> [Task brief]:
Search the records below for the word "Elev" and show every line where it occurs.

> [Exercise input]:
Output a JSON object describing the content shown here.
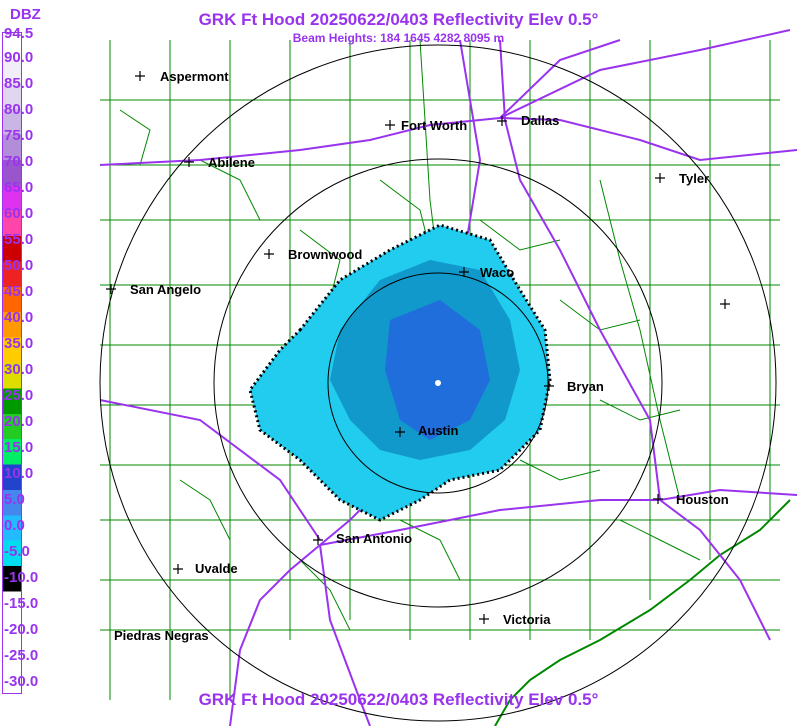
{
  "header": {
    "title": "GRK Ft Hood 20250622/0403 Reflectivity Elev 0.5°",
    "beam_heights": "Beam Heights: 184 1645 4282 8095 m",
    "footer_title": "GRK Ft Hood 20250622/0403 Reflectivity Elev 0.5°"
  },
  "legend": {
    "unit": "DBZ",
    "levels": [
      "94.5",
      "90.0",
      "85.0",
      "80.0",
      "75.0",
      "70.0",
      "65.0",
      "60.0",
      "55.0",
      "50.0",
      "45.0",
      "40.0",
      "35.0",
      "30.0",
      "25.0",
      "20.0",
      "15.0",
      "10.0",
      "5.0",
      "0.0",
      "-5.0",
      "-10.0",
      "-15.0",
      "-20.0",
      "-25.0",
      "-30.0"
    ],
    "colors": [
      "#ffffff",
      "#f2eef8",
      "#e0d6ef",
      "#c9b6e4",
      "#b38ed8",
      "#9a55cc",
      "#dd33ee",
      "#ff44aa",
      "#cc0000",
      "#ee2222",
      "#ff6600",
      "#ff9900",
      "#ffcc00",
      "#dddd00",
      "#009900",
      "#22cc22",
      "#00ee66",
      "#2244cc",
      "#4488ee",
      "#22bbff",
      "#00ddee",
      "#000000",
      "#ffffff",
      "#ffffff",
      "#ffffff",
      "#ffffff"
    ]
  },
  "cities": [
    {
      "name": "Aspermont"
    },
    {
      "name": "Fort Worth"
    },
    {
      "name": "Dallas"
    },
    {
      "name": "Abilene"
    },
    {
      "name": "Tyler"
    },
    {
      "name": "Brownwood"
    },
    {
      "name": "Waco"
    },
    {
      "name": "San Angelo"
    },
    {
      "name": "Bryan"
    },
    {
      "name": "Austin"
    },
    {
      "name": "Houston"
    },
    {
      "name": "San Antonio"
    },
    {
      "name": "Uvalde"
    },
    {
      "name": "Victoria"
    },
    {
      "name": "Piedras Negras"
    }
  ],
  "colors": {
    "title": "#9933ee",
    "roads": "#9933ee",
    "county_lines": "#008800",
    "range_rings": "#000000",
    "echo_light": "#22ccee",
    "echo_mid": "#1199cc",
    "echo_core": "#2266dd"
  }
}
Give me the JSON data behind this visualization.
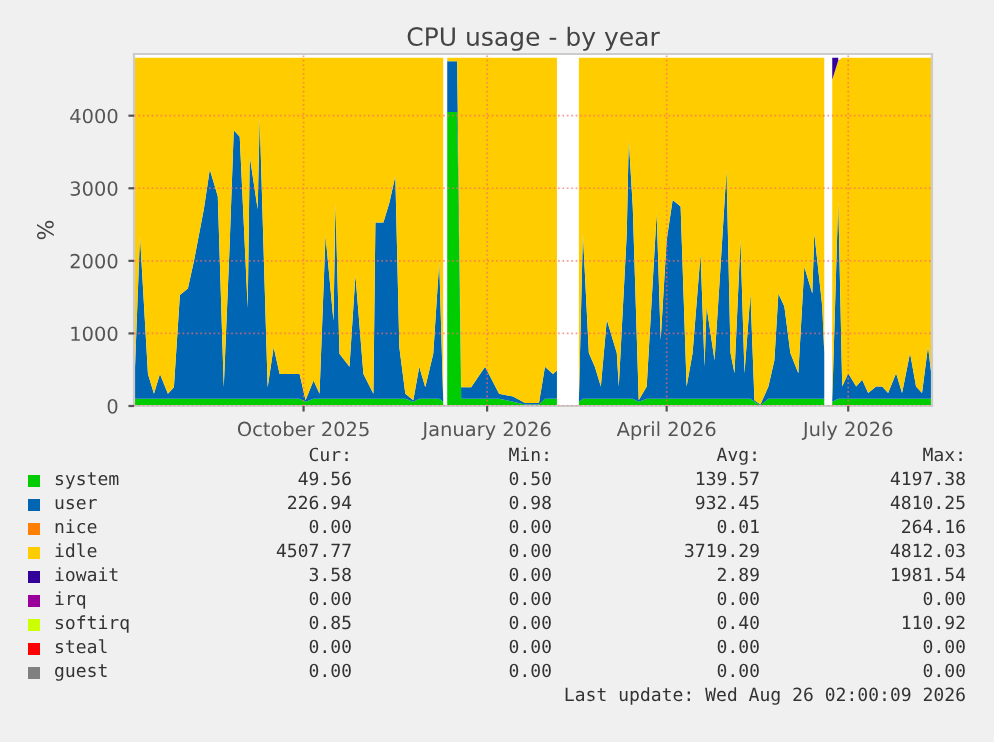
{
  "chart_data": {
    "type": "area",
    "stacked": true,
    "title": "CPU usage - by year",
    "ylabel": "%",
    "x": [
      "2025-07-08",
      "2025-07-11",
      "2025-07-15",
      "2025-07-18",
      "2025-07-21",
      "2025-07-25",
      "2025-07-28",
      "2025-07-31",
      "2025-08-04",
      "2025-08-07",
      "2025-08-12",
      "2025-08-15",
      "2025-08-19",
      "2025-08-22",
      "2025-08-25",
      "2025-08-27",
      "2025-08-30",
      "2025-09-03",
      "2025-09-04",
      "2025-09-08",
      "2025-09-09",
      "2025-09-13",
      "2025-09-16",
      "2025-09-19",
      "2025-09-24",
      "2025-09-29",
      "2025-10-02",
      "2025-10-06",
      "2025-10-09",
      "2025-10-12",
      "2025-10-16",
      "2025-10-17",
      "2025-10-19",
      "2025-10-24",
      "2025-10-27",
      "2025-10-31",
      "2025-11-05",
      "2025-11-06",
      "2025-11-10",
      "2025-11-13",
      "2025-11-16",
      "2025-11-18",
      "2025-11-21",
      "2025-11-25",
      "2025-11-28",
      "2025-12-01",
      "2025-12-05",
      "2025-12-08",
      "2025-12-10",
      "2025-12-11",
      "2025-12-12",
      "2025-12-16",
      "2025-12-17",
      "2025-12-19",
      "2025-12-24",
      "2025-12-31",
      "2026-01-07",
      "2026-01-14",
      "2026-01-20",
      "2026-01-27",
      "2026-01-30",
      "2026-02-03",
      "2026-02-05",
      "2026-02-10",
      "2026-02-16",
      "2026-02-18",
      "2026-02-21",
      "2026-02-24",
      "2026-02-27",
      "2026-03-02",
      "2026-03-07",
      "2026-03-08",
      "2026-03-12",
      "2026-03-13",
      "2026-03-15",
      "2026-03-18",
      "2026-03-22",
      "2026-03-27",
      "2026-03-29",
      "2026-04-01",
      "2026-04-04",
      "2026-04-08",
      "2026-04-11",
      "2026-04-14",
      "2026-04-18",
      "2026-04-20",
      "2026-04-21",
      "2026-04-25",
      "2026-04-28",
      "2026-05-01",
      "2026-05-03",
      "2026-05-05",
      "2026-05-08",
      "2026-05-10",
      "2026-05-13",
      "2026-05-15",
      "2026-05-18",
      "2026-05-22",
      "2026-05-25",
      "2026-05-27",
      "2026-05-30",
      "2026-06-02",
      "2026-06-06",
      "2026-06-09",
      "2026-06-13",
      "2026-06-14",
      "2026-06-18",
      "2026-06-19",
      "2026-06-21",
      "2026-06-23",
      "2026-06-26",
      "2026-06-28",
      "2026-07-01",
      "2026-07-05",
      "2026-07-08",
      "2026-07-11",
      "2026-07-15",
      "2026-07-18",
      "2026-07-21",
      "2026-07-25",
      "2026-07-28",
      "2026-08-01",
      "2026-08-04",
      "2026-08-07",
      "2026-08-10",
      "2026-08-12"
    ],
    "series": [
      {
        "name": "system",
        "color": "#00cc00",
        "values": [
          100,
          100,
          100,
          100,
          100,
          100,
          100,
          100,
          100,
          100,
          100,
          100,
          100,
          100,
          100,
          100,
          100,
          100,
          100,
          100,
          100,
          100,
          100,
          100,
          100,
          100,
          60,
          100,
          100,
          100,
          100,
          100,
          100,
          100,
          100,
          100,
          100,
          100,
          100,
          100,
          100,
          100,
          100,
          60,
          100,
          100,
          100,
          100,
          60,
          null,
          4050,
          4050,
          4050,
          100,
          100,
          100,
          100,
          60,
          20,
          20,
          100,
          100,
          100,
          null,
          60,
          100,
          100,
          100,
          100,
          100,
          100,
          100,
          100,
          100,
          100,
          60,
          100,
          100,
          100,
          100,
          100,
          100,
          100,
          100,
          100,
          100,
          100,
          100,
          100,
          100,
          100,
          100,
          100,
          100,
          100,
          60,
          10,
          100,
          100,
          100,
          100,
          100,
          100,
          100,
          100,
          100,
          100,
          100,
          null,
          60,
          100,
          100,
          100,
          100,
          100,
          100,
          100,
          100,
          100,
          100,
          100,
          100,
          100,
          100,
          100,
          100
        ]
      },
      {
        "name": "user",
        "color": "#0066b3",
        "values": [
          70,
          2250,
          340,
          70,
          340,
          70,
          160,
          1430,
          1520,
          1890,
          2610,
          3160,
          2790,
          160,
          2160,
          3700,
          3610,
          1250,
          3340,
          2610,
          3880,
          160,
          710,
          340,
          340,
          340,
          20,
          250,
          70,
          2250,
          1070,
          2700,
          620,
          440,
          1700,
          340,
          70,
          2430,
          2430,
          2700,
          3070,
          710,
          70,
          20,
          440,
          160,
          620,
          1890,
          20,
          null,
          700,
          700,
          700,
          160,
          160,
          440,
          70,
          70,
          20,
          20,
          440,
          340,
          390,
          null,
          20,
          2280,
          630,
          440,
          170,
          1090,
          630,
          170,
          2280,
          3570,
          2650,
          20,
          170,
          2560,
          810,
          2190,
          2740,
          2650,
          170,
          630,
          2000,
          440,
          1270,
          530,
          1820,
          3150,
          630,
          350,
          2190,
          350,
          1450,
          20,
          10,
          170,
          530,
          1450,
          1270,
          630,
          350,
          1820,
          1450,
          2280,
          1270,
          630,
          null,
          20,
          2740,
          170,
          350,
          170,
          260,
          80,
          170,
          170,
          80,
          350,
          80,
          630,
          170,
          80,
          720,
          260
        ]
      },
      {
        "name": "nice",
        "color": "#ff8000",
        "values": [
          null,
          null,
          null,
          null,
          null,
          null,
          null,
          null,
          null,
          null,
          null,
          null,
          null,
          null,
          null,
          null,
          null,
          null,
          null,
          null,
          null,
          null,
          null,
          null,
          null,
          null,
          null,
          null,
          null,
          null,
          null,
          null,
          null,
          null,
          null,
          null,
          null,
          null,
          null,
          null,
          null,
          null,
          null,
          null,
          null,
          null,
          null,
          null,
          null,
          null,
          null,
          null,
          null,
          null,
          null,
          null,
          null,
          null,
          null,
          null,
          null,
          null,
          null,
          null,
          null,
          null,
          null,
          null,
          null,
          null,
          null,
          null,
          null,
          null,
          null,
          null,
          null,
          null,
          null,
          null,
          null,
          null,
          null,
          null,
          null,
          null,
          null,
          null,
          null,
          null,
          null,
          null,
          null,
          null,
          null,
          null,
          null,
          null,
          null,
          null,
          null,
          null,
          null,
          null,
          null,
          null,
          null,
          null,
          null,
          null,
          null,
          null,
          null,
          null,
          null,
          null,
          null,
          null,
          null,
          null,
          null,
          null,
          null,
          null,
          null,
          null
        ]
      },
      {
        "name": "idle",
        "color": "#ffcc00",
        "values": [
          4630,
          2450,
          4360,
          4630,
          4360,
          4630,
          4540,
          3270,
          3180,
          2810,
          2090,
          1540,
          1910,
          4540,
          2540,
          1000,
          1090,
          3450,
          1360,
          2090,
          820,
          4540,
          3990,
          4360,
          4360,
          4360,
          4720,
          4450,
          4630,
          2450,
          3630,
          2000,
          4080,
          4260,
          3000,
          4360,
          4630,
          2270,
          2270,
          2000,
          1630,
          3990,
          4630,
          4720,
          4260,
          4540,
          4080,
          2810,
          4720,
          null,
          50,
          50,
          50,
          4540,
          4540,
          4260,
          4630,
          4670,
          4760,
          4760,
          4260,
          4360,
          4310,
          null,
          4720,
          2420,
          4070,
          4260,
          4530,
          3610,
          4070,
          4530,
          2420,
          1130,
          2050,
          4720,
          4530,
          2140,
          3890,
          2510,
          1960,
          2050,
          4530,
          4070,
          2700,
          4260,
          3430,
          4170,
          2880,
          1550,
          4070,
          4350,
          2510,
          4350,
          3250,
          4720,
          4780,
          4530,
          4170,
          3250,
          3430,
          4070,
          4350,
          2880,
          3250,
          2420,
          3430,
          4070,
          null,
          4420,
          1920,
          4530,
          4350,
          4530,
          4440,
          4620,
          4530,
          4530,
          4620,
          4350,
          4620,
          4070,
          4530,
          4620,
          3980,
          4440
        ]
      },
      {
        "name": "iowait",
        "color": "#330099",
        "values": [
          null,
          null,
          null,
          null,
          null,
          null,
          null,
          null,
          null,
          null,
          null,
          null,
          null,
          null,
          null,
          null,
          null,
          null,
          null,
          null,
          null,
          null,
          null,
          null,
          null,
          null,
          null,
          null,
          null,
          null,
          null,
          null,
          null,
          null,
          null,
          null,
          null,
          null,
          null,
          null,
          null,
          null,
          null,
          null,
          null,
          null,
          null,
          null,
          null,
          null,
          null,
          null,
          null,
          null,
          null,
          null,
          null,
          null,
          null,
          null,
          null,
          null,
          null,
          null,
          null,
          null,
          null,
          null,
          null,
          null,
          null,
          null,
          null,
          null,
          null,
          null,
          null,
          null,
          null,
          null,
          null,
          null,
          null,
          null,
          null,
          null,
          null,
          null,
          null,
          null,
          null,
          null,
          null,
          null,
          null,
          null,
          null,
          null,
          null,
          null,
          null,
          null,
          null,
          null,
          null,
          null,
          null,
          null,
          null,
          300,
          40,
          null,
          null,
          null,
          null,
          null,
          null,
          null,
          null,
          null,
          null,
          null,
          null,
          null,
          null,
          null
        ]
      },
      {
        "name": "irq",
        "color": "#990099",
        "values": [
          null,
          null,
          null,
          null,
          null,
          null,
          null,
          null,
          null,
          null,
          null,
          null,
          null,
          null,
          null,
          null,
          null,
          null,
          null,
          null,
          null,
          null,
          null,
          null,
          null,
          null,
          null,
          null,
          null,
          null,
          null,
          null,
          null,
          null,
          null,
          null,
          null,
          null,
          null,
          null,
          null,
          null,
          null,
          null,
          null,
          null,
          null,
          null,
          null,
          null,
          null,
          null,
          null,
          null,
          null,
          null,
          null,
          null,
          null,
          null,
          null,
          null,
          null,
          null,
          null,
          null,
          null,
          null,
          null,
          null,
          null,
          null,
          null,
          null,
          null,
          null,
          null,
          null,
          null,
          null,
          null,
          null,
          null,
          null,
          null,
          null,
          null,
          null,
          null,
          null,
          null,
          null,
          null,
          null,
          null,
          null,
          null,
          null,
          null,
          null,
          null,
          null,
          null,
          null,
          null,
          null,
          null,
          null,
          null,
          null,
          null,
          null,
          null,
          null,
          null,
          null,
          null,
          null,
          null,
          null,
          null,
          null,
          null,
          null,
          null,
          null
        ]
      },
      {
        "name": "softirq",
        "color": "#ccff00",
        "values": [
          null,
          null,
          null,
          null,
          null,
          null,
          null,
          null,
          null,
          null,
          null,
          null,
          null,
          null,
          null,
          null,
          null,
          null,
          null,
          null,
          null,
          null,
          null,
          null,
          null,
          null,
          null,
          null,
          null,
          null,
          null,
          null,
          null,
          null,
          null,
          null,
          null,
          null,
          null,
          null,
          null,
          null,
          null,
          null,
          null,
          null,
          null,
          null,
          null,
          null,
          null,
          null,
          null,
          null,
          null,
          null,
          null,
          null,
          null,
          null,
          null,
          null,
          null,
          null,
          null,
          null,
          null,
          null,
          null,
          null,
          null,
          null,
          null,
          null,
          null,
          null,
          null,
          null,
          null,
          null,
          null,
          null,
          null,
          null,
          null,
          null,
          null,
          null,
          null,
          null,
          null,
          null,
          null,
          null,
          null,
          null,
          null,
          null,
          null,
          null,
          null,
          null,
          null,
          null,
          null,
          null,
          null,
          null,
          null,
          null,
          null,
          null,
          null,
          null,
          null,
          null,
          null,
          null,
          null,
          null,
          null,
          null,
          null,
          null,
          null,
          null
        ]
      },
      {
        "name": "steal",
        "color": "#ff0000",
        "values": [
          null,
          null,
          null,
          null,
          null,
          null,
          null,
          null,
          null,
          null,
          null,
          null,
          null,
          null,
          null,
          null,
          null,
          null,
          null,
          null,
          null,
          null,
          null,
          null,
          null,
          null,
          null,
          null,
          null,
          null,
          null,
          null,
          null,
          null,
          null,
          null,
          null,
          null,
          null,
          null,
          null,
          null,
          null,
          null,
          null,
          null,
          null,
          null,
          null,
          null,
          null,
          null,
          null,
          null,
          null,
          null,
          null,
          null,
          null,
          null,
          null,
          null,
          null,
          null,
          null,
          null,
          null,
          null,
          null,
          null,
          null,
          null,
          null,
          null,
          null,
          null,
          null,
          null,
          null,
          null,
          null,
          null,
          null,
          null,
          null,
          null,
          null,
          null,
          null,
          null,
          null,
          null,
          null,
          null,
          null,
          null,
          null,
          null,
          null,
          null,
          null,
          null,
          null,
          null,
          null,
          null,
          null,
          null,
          null,
          null,
          null,
          null,
          null,
          null,
          null,
          null,
          null,
          null,
          null,
          null,
          null,
          null,
          null,
          null,
          null,
          null
        ]
      },
      {
        "name": "guest",
        "color": "#808080",
        "values": [
          null,
          null,
          null,
          null,
          null,
          null,
          null,
          null,
          null,
          null,
          null,
          null,
          null,
          null,
          null,
          null,
          null,
          null,
          null,
          null,
          null,
          null,
          null,
          null,
          null,
          null,
          null,
          null,
          null,
          null,
          null,
          null,
          null,
          null,
          null,
          null,
          null,
          null,
          null,
          null,
          null,
          null,
          null,
          null,
          null,
          null,
          null,
          null,
          null,
          null,
          null,
          null,
          null,
          null,
          null,
          null,
          null,
          null,
          null,
          null,
          null,
          null,
          null,
          null,
          null,
          null,
          null,
          null,
          null,
          null,
          null,
          null,
          null,
          null,
          null,
          null,
          null,
          null,
          null,
          null,
          null,
          null,
          null,
          null,
          null,
          null,
          null,
          null,
          null,
          null,
          null,
          null,
          null,
          null,
          null,
          null,
          null,
          null,
          null,
          null,
          null,
          null,
          null,
          null,
          null,
          null,
          null,
          null,
          null,
          null,
          null,
          null,
          null,
          null,
          null,
          null,
          null,
          null,
          null,
          null,
          null,
          null,
          null,
          null,
          null,
          null
        ]
      }
    ],
    "xlim": [
      "2025-07-08",
      "2026-08-12"
    ],
    "xticks": [
      {
        "value": "2025-10-01",
        "label": "October 2025"
      },
      {
        "value": "2026-01-01",
        "label": "January 2026"
      },
      {
        "value": "2026-04-01",
        "label": "April 2026"
      },
      {
        "value": "2026-07-01",
        "label": "July 2026"
      }
    ],
    "ylim": [
      0,
      4850
    ],
    "yticks": [
      0,
      1000,
      2000,
      3000,
      4000
    ],
    "grid": true,
    "legend": "bottom",
    "annotations": [
      "Cur:",
      "Min:",
      "Avg:",
      "Max:",
      "49.56",
      "0.50",
      "139.57",
      "4197.38",
      "226.94",
      "0.98",
      "932.45",
      "4810.25",
      "0.00",
      "0.00",
      "0.01",
      "264.16",
      "4507.77",
      "0.00",
      "3719.29",
      "4812.03",
      "3.58",
      "0.00",
      "2.89",
      "1981.54",
      "0.00",
      "0.00",
      "0.00",
      "0.00",
      "0.85",
      "0.00",
      "0.40",
      "110.92",
      "0.00",
      "0.00",
      "0.00",
      "0.00",
      "0.00",
      "0.00",
      "0.00",
      "0.00",
      "Last update: Wed Aug 26 02:00:09 2026"
    ]
  }
}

> [Response to the task]:
    "title": "GRK Ft Hood 20250622/0403 Reflectivity Elev 0.5°",
    "footer_title": "GRK Ft Hood 20250622/0403 Reflectivity Elev 0.5°"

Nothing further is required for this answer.